• _WHAT NEEDS TO BE DONE_
Give the entries again exactly, every one of them.

• _Data records_
· · · ·
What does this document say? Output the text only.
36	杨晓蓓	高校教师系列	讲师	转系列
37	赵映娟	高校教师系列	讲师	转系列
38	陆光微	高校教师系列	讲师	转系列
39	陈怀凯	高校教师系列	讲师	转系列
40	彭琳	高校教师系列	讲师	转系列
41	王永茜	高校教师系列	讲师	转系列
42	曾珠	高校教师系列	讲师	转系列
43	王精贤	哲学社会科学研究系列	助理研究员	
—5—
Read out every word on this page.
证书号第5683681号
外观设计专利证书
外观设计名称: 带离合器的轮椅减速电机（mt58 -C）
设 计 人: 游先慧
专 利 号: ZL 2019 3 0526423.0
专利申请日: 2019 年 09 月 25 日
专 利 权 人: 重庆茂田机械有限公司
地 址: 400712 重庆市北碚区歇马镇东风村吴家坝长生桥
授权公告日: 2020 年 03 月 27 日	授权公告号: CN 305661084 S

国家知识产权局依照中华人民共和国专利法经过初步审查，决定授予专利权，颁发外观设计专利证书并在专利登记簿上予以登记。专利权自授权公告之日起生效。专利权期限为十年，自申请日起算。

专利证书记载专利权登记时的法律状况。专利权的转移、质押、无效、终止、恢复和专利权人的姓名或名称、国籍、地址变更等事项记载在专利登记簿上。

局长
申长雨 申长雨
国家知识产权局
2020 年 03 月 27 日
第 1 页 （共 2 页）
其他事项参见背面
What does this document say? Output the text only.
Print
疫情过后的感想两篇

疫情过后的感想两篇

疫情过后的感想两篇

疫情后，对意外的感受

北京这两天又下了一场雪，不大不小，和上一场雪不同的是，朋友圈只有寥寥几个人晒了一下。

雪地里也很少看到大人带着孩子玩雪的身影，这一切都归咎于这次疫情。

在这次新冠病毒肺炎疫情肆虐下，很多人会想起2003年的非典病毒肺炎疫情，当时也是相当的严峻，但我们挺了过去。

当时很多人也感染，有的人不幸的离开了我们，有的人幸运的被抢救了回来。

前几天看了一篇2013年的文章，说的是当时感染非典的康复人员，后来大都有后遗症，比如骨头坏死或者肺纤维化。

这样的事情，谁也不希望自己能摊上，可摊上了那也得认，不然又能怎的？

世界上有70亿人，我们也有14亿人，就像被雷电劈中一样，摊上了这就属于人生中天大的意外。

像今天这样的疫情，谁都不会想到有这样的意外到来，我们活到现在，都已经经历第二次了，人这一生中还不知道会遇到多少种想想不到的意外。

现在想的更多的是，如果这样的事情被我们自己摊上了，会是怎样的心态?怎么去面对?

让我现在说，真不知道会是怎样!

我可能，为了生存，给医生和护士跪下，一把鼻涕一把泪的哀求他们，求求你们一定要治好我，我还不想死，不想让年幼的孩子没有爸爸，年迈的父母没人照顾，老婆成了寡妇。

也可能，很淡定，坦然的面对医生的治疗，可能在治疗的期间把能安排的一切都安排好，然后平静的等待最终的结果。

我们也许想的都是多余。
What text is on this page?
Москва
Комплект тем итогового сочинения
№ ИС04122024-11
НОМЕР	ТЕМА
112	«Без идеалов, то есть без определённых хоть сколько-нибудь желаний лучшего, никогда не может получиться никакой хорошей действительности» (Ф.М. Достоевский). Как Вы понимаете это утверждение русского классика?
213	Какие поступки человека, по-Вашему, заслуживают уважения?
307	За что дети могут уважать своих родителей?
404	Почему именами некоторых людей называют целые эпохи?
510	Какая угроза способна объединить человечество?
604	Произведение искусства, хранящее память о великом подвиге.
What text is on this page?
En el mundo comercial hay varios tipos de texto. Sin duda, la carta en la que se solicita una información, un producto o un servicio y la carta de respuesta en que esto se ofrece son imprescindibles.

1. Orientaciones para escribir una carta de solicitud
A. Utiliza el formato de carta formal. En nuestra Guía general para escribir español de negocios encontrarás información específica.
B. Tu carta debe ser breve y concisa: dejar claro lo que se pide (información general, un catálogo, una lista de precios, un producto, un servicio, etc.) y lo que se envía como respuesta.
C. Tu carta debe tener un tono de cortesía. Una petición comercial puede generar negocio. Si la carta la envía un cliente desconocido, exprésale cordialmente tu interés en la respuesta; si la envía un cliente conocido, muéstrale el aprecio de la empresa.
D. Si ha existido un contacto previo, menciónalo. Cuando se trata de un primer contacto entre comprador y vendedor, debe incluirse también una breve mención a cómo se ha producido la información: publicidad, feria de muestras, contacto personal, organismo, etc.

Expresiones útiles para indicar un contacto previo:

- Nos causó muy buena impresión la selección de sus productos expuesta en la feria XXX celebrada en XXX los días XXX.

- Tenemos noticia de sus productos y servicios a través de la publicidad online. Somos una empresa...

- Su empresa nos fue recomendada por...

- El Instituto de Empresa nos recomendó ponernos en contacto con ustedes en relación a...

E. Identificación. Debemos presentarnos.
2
· · · ·
• _EXERCISE SOLUTION_
What does this document say? Output the text only.
36	杨晓蓓	高校教师系列	讲师	转系列
37	赵映娟	高校教师系列	讲师	转系列
38	陆光微	高校教师系列	讲师	转系列
39	陈怀凯	高校教师系列	讲师	转系列
40	彭琳	高校教师系列	讲师	转系列
41	王永茜	高校教师系列	讲师	转系列
42	曾珠	高校教师系列	讲师	转系列
43	王精贤	哲学社会科学研究系列	助理研究员	
—5—
Read out every word on this page.
证书号第5683681号
外观设计专利证书
外观设计名称: 带离合器的轮椅减速电机（mt58 -C）
设 计 人: 游先慧
专 利 号: ZL 2019 3 0526423.0
专利申请日: 2019 年 09 月 25 日
专 利 权 人: 重庆茂田机械有限公司
地 址: 400712 重庆市北碚区歇马镇东风村吴家坝长生桥
授权公告日: 2020 年 03 月 27 日	授权公告号: CN 305661084 S

国家知识产权局依照中华人民共和国专利法经过初步审查，决定授予专利权，颁发外观设计专利证书并在专利登记簿上予以登记。专利权自授权公告之日起生效。专利权期限为十年，自申请日起算。

专利证书记载专利权登记时的法律状况。专利权的转移、质押、无效、终止、恢复和专利权人的姓名或名称、国籍、地址变更等事项记载在专利登记簿上。

局长
申长雨 申长雨
国家知识产权局
2020 年 03 月 27 日
第 1 页 （共 2 页）
其他事项参见背面
What does this document say? Output the text only.
Print
疫情过后的感想两篇

疫情过后的感想两篇

疫情过后的感想两篇

疫情后，对意外的感受

北京这两天又下了一场雪，不大不小，和上一场雪不同的是，朋友圈只有寥寥几个人晒了一下。

雪地里也很少看到大人带着孩子玩雪的身影，这一切都归咎于这次疫情。

在这次新冠病毒肺炎疫情肆虐下，很多人会想起2003年的非典病毒肺炎疫情，当时也是相当的严峻，但我们挺了过去。

当时很多人也感染，有的人不幸的离开了我们，有的人幸运的被抢救了回来。

前几天看了一篇2013年的文章，说的是当时感染非典的康复人员，后来大都有后遗症，比如骨头坏死或者肺纤维化。

这样的事情，谁也不希望自己能摊上，可摊上了那也得认，不然又能怎的？

世界上有70亿人，我们也有14亿人，就像被雷电劈中一样，摊上了这就属于人生中天大的意外。

像今天这样的疫情，谁都不会想到有这样的意外到来，我们活到现在，都已经经历第二次了，人这一生中还不知道会遇到多少种想想不到的意外。

现在想的更多的是，如果这样的事情被我们自己摊上了，会是怎样的心态?怎么去面对?

让我现在说，真不知道会是怎样!

我可能，为了生存，给医生和护士跪下，一把鼻涕一把泪的哀求他们，求求你们一定要治好我，我还不想死，不想让年幼的孩子没有爸爸，年迈的父母没人照顾，老婆成了寡妇。

也可能，很淡定，坦然的面对医生的治疗，可能在治疗的期间把能安排的一切都安排好，然后平静的等待最终的结果。

我们也许想的都是多余。
What text is on this page?
Москва
Комплект тем итогового сочинения
№ ИС04122024-11
НОМЕР	ТЕМА
112	«Без идеалов, то есть без определённых хоть сколько-нибудь желаний лучшего, никогда не может получиться никакой хорошей действительности» (Ф.М. Достоевский). Как Вы понимаете это утверждение русского классика?
213	Какие поступки человека, по-Вашему, заслуживают уважения?
307	За что дети могут уважать своих родителей?
404	Почему именами некоторых людей называют целые эпохи?
510	Какая угроза способна объединить человечество?
604	Произведение искусства, хранящее память о великом подвиге.
What text is on this page?
En el mundo comercial hay varios tipos de texto. Sin duda, la carta en la que se solicita una información, un producto o un servicio y la carta de respuesta en que esto se ofrece son imprescindibles.

1. Orientaciones para escribir una carta de solicitud
A. Utiliza el formato de carta formal. En nuestra Guía general para escribir español de negocios encontrarás información específica.
B. Tu carta debe ser breve y concisa: dejar claro lo que se pide (información general, un catálogo, una lista de precios, un producto, un servicio, etc.) y lo que se envía como respuesta.
C. Tu carta debe tener un tono de cortesía. Una petición comercial puede generar negocio. Si la carta la envía un cliente desconocido, exprésale cordialmente tu interés en la respuesta; si la envía un cliente conocido, muéstrale el aprecio de la empresa.
D. Si ha existido un contacto previo, menciónalo. Cuando se trata de un primer contacto entre comprador y vendedor, debe incluirse también una breve mención a cómo se ha producido la información: publicidad, feria de muestras, contacto personal, organismo, etc.

Expresiones útiles para indicar un contacto previo:

- Nos causó muy buena impresión la selección de sus productos expuesta en la feria XXX celebrada en XXX los días XXX.

- Tenemos noticia de sus productos y servicios a través de la publicidad online. Somos una empresa...

- Su empresa nos fue recomendada por...

- El Instituto de Empresa nos recomendó ponernos en contacto con ustedes en relación a...

E. Identificación. Debemos presentarnos.
2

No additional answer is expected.